Your instructions:
Please recast the material from the line with "Patent image size: (1020, 388)." through the line with "The anti-friction upper" as a two-column CSV headed text and answer. Give each item its own row, with its text and its answer each in a single quoted field and every line break turned into a space.

Information supplied:
▬▬▬
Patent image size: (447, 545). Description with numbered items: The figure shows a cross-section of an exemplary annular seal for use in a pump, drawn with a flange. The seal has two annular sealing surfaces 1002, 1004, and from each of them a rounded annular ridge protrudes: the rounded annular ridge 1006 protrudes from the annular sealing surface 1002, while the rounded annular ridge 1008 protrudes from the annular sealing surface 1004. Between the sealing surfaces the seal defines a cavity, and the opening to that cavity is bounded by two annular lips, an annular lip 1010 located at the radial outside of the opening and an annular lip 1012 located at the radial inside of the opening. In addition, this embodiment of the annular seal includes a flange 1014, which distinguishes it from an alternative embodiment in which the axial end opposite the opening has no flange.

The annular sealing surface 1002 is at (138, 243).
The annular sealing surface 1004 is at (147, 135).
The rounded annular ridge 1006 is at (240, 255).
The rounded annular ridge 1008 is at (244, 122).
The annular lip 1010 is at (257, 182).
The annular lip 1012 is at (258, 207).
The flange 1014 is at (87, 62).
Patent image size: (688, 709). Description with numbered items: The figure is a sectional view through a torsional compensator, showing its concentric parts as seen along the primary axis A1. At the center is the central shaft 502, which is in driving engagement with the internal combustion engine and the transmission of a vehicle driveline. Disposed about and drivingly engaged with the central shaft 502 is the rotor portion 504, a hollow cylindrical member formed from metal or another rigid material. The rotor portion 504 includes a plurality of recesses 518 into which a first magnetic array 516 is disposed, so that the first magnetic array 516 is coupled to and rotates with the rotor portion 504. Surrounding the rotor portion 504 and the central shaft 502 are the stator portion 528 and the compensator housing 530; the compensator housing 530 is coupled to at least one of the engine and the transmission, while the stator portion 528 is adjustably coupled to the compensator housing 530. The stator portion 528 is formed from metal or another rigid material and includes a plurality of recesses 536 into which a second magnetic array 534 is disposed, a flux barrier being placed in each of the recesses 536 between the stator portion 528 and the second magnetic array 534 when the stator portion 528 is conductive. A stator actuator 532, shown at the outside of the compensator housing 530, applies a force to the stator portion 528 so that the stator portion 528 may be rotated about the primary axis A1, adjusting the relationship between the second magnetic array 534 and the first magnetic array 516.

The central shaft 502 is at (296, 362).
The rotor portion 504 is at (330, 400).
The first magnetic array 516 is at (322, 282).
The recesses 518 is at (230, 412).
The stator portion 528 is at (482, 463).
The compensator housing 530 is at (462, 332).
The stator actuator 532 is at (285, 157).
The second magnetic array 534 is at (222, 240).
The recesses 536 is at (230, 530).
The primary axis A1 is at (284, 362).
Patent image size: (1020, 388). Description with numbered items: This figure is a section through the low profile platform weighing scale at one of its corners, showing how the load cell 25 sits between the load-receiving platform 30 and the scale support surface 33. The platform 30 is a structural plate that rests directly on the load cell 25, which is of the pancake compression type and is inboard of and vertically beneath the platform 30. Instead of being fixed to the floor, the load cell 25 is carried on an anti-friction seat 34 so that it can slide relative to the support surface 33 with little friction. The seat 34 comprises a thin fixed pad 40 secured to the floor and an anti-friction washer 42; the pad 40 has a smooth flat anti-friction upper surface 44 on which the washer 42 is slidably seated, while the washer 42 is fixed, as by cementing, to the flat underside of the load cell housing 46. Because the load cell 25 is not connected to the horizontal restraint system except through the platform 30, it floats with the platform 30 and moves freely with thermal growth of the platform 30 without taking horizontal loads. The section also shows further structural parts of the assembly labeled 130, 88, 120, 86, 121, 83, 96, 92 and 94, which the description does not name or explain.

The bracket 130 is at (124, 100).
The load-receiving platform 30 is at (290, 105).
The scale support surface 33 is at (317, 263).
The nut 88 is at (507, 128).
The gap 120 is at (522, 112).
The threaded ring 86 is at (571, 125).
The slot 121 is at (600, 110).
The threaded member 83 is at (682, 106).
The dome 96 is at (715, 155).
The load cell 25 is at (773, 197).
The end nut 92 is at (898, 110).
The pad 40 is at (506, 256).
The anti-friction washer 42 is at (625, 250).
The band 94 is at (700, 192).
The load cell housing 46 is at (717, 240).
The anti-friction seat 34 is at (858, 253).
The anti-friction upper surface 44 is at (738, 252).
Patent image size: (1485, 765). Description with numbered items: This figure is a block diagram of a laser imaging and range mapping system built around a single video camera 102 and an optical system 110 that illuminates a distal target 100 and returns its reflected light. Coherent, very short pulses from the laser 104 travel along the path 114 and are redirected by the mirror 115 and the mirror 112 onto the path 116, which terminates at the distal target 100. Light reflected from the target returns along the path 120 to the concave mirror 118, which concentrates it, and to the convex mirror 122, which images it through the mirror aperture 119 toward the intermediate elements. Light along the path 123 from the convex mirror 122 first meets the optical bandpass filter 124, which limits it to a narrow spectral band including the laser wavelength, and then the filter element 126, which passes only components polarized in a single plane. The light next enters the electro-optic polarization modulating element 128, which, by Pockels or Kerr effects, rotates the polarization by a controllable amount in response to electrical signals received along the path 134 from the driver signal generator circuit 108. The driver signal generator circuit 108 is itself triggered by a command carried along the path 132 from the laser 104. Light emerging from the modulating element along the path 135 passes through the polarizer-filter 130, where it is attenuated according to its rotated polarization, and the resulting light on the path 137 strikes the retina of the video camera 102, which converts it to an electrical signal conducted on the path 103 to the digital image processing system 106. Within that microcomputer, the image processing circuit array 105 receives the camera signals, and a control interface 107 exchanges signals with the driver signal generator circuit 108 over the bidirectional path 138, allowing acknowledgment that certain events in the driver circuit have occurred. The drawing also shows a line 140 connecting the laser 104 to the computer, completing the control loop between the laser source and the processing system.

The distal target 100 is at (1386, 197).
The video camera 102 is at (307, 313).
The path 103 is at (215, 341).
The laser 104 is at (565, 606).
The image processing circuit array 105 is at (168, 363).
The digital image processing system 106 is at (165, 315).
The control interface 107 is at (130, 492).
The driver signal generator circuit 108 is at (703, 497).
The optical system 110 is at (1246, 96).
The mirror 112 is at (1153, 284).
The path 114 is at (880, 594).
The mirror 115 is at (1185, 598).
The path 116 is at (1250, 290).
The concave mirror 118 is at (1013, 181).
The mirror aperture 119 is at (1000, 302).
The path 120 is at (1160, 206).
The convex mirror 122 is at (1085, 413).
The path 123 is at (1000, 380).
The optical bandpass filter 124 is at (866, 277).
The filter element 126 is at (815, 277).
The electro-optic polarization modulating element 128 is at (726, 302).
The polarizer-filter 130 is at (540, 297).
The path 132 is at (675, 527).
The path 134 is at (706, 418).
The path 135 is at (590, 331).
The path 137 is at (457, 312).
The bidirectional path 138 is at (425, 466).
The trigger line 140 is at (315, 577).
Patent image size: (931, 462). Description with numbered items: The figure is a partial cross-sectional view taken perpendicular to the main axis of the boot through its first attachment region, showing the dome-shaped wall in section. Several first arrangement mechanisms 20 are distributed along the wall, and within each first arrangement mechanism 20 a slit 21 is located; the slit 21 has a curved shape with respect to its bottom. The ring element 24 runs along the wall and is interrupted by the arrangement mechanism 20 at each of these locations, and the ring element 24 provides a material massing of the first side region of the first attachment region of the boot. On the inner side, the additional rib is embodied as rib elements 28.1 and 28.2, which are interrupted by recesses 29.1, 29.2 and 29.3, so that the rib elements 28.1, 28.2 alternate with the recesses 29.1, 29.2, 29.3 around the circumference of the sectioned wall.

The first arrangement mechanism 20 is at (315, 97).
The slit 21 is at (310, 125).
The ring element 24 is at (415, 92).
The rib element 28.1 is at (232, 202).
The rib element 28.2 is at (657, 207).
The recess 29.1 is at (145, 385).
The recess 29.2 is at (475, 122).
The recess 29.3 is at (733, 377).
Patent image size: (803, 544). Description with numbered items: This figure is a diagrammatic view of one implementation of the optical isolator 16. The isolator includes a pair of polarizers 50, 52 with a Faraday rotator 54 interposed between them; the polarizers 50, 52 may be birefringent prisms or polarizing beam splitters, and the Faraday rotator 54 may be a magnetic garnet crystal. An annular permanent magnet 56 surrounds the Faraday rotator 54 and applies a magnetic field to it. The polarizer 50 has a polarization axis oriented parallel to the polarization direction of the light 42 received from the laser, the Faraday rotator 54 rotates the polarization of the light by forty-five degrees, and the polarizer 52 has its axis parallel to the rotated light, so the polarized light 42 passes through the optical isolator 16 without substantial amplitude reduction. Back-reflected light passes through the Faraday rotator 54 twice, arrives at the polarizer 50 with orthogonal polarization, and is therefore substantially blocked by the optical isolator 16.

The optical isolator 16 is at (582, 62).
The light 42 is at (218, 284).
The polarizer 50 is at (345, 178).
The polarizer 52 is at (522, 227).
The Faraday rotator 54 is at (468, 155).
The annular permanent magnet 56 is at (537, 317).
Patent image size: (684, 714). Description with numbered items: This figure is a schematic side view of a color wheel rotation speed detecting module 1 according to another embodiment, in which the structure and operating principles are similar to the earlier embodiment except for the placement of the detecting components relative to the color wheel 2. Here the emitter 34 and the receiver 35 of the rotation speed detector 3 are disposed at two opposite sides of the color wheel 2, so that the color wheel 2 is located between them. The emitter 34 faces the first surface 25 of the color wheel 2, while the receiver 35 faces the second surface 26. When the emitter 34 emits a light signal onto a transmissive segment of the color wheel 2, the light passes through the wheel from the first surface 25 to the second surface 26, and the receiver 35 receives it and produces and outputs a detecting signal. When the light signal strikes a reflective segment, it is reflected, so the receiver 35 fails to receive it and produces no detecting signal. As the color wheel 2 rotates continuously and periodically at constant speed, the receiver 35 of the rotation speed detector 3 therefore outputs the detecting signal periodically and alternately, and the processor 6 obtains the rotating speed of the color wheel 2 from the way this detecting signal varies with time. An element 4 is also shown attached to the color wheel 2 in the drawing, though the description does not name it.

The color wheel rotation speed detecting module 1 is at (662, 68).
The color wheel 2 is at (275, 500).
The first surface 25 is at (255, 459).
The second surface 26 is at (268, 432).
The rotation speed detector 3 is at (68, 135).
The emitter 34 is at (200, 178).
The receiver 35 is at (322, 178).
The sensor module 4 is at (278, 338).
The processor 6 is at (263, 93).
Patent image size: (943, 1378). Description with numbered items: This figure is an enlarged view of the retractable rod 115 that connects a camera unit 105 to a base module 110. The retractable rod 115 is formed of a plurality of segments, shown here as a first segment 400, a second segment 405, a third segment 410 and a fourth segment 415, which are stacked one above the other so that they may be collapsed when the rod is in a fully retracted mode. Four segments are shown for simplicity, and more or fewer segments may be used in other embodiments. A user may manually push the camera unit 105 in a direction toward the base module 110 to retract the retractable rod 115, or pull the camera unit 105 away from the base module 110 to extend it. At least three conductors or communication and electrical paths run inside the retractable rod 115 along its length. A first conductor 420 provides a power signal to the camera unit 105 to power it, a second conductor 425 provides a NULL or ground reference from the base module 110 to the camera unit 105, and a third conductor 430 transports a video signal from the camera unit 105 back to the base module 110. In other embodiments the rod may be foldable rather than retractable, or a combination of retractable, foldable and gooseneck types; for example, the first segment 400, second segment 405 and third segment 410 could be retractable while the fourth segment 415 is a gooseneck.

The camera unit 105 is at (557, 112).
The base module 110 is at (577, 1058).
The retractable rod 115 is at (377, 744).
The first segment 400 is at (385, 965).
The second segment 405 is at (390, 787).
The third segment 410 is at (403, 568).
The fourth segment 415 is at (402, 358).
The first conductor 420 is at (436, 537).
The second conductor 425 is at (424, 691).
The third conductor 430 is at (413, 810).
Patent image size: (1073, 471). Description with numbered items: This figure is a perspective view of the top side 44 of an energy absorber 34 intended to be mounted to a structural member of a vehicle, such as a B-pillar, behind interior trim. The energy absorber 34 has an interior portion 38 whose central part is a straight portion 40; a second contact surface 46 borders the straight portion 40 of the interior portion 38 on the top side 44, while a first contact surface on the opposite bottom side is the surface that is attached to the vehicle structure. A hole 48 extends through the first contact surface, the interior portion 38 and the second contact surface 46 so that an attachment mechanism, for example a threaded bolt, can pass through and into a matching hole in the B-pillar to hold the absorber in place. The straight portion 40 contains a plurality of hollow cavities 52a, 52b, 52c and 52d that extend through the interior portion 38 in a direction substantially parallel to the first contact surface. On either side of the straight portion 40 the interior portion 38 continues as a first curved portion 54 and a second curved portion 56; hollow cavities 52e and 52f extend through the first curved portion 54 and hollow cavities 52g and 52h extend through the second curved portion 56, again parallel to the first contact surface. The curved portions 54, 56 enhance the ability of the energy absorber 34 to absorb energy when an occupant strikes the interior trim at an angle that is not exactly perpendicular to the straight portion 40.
▬▬▬
Result of this task:
text,answer
"Patent image size: (1020, 388). Description with numbered items: This figure is a section through the low profile platform weighing scale at one of its corners, showing how the load cell 25 sits between the load-receiving platform 30 and the scale support surface 33. The platform 30 is a structural plate that rests directly on the load cell 25, which is of the pancake compression type and is inboard of and vertically beneath the platform 30. Instead of being fixed to the floor, the load cell 25 is carried on an anti-friction seat 34 so that it can slide relative to the support surface 33 with little friction. The seat 34 comprises a thin fixed pad 40 secured to the floor and an anti-friction washer 42; the pad 40 has a smooth flat anti-friction upper surface 44 on which the washer 42 is slidably seated, while the washer 42 is fixed, as by cementing, to the flat underside of the load cell housing 46. Because the load cell 25 is not connected to the horizontal restraint system except through the platform 30, it floats with the platform 30 and moves freely with thermal growth of the platform 30 without taking horizontal loads. The section also shows further structural parts of the assembly labeled 130, 88, 120, 86, 121, 83, 96, 92 and 94, which the description does not name or explain.","The bracket 130 is at (124, 100). The load-receiving platform 30 is at (290, 105). The scale support surface 33 is at (317, 263). The nut 88 is at (507, 128). The gap 120 is at (522, 112). The threaded ring 86 is at (571, 125). The slot 121 is at (600, 110). The threaded member 83 is at (682, 106). The dome 96 is at (715, 155). The load cell 25 is at (773, 197). The end nut 92 is at (898, 110). The pad 40 is at (506, 256). The anti-friction washer 42 is at (625, 250). The band 94 is at (700, 192). The load cell housing 46 is at (717, 240). The anti-friction seat 34 is at (858, 253). The anti-friction upper surface 44 is at (738, 252)."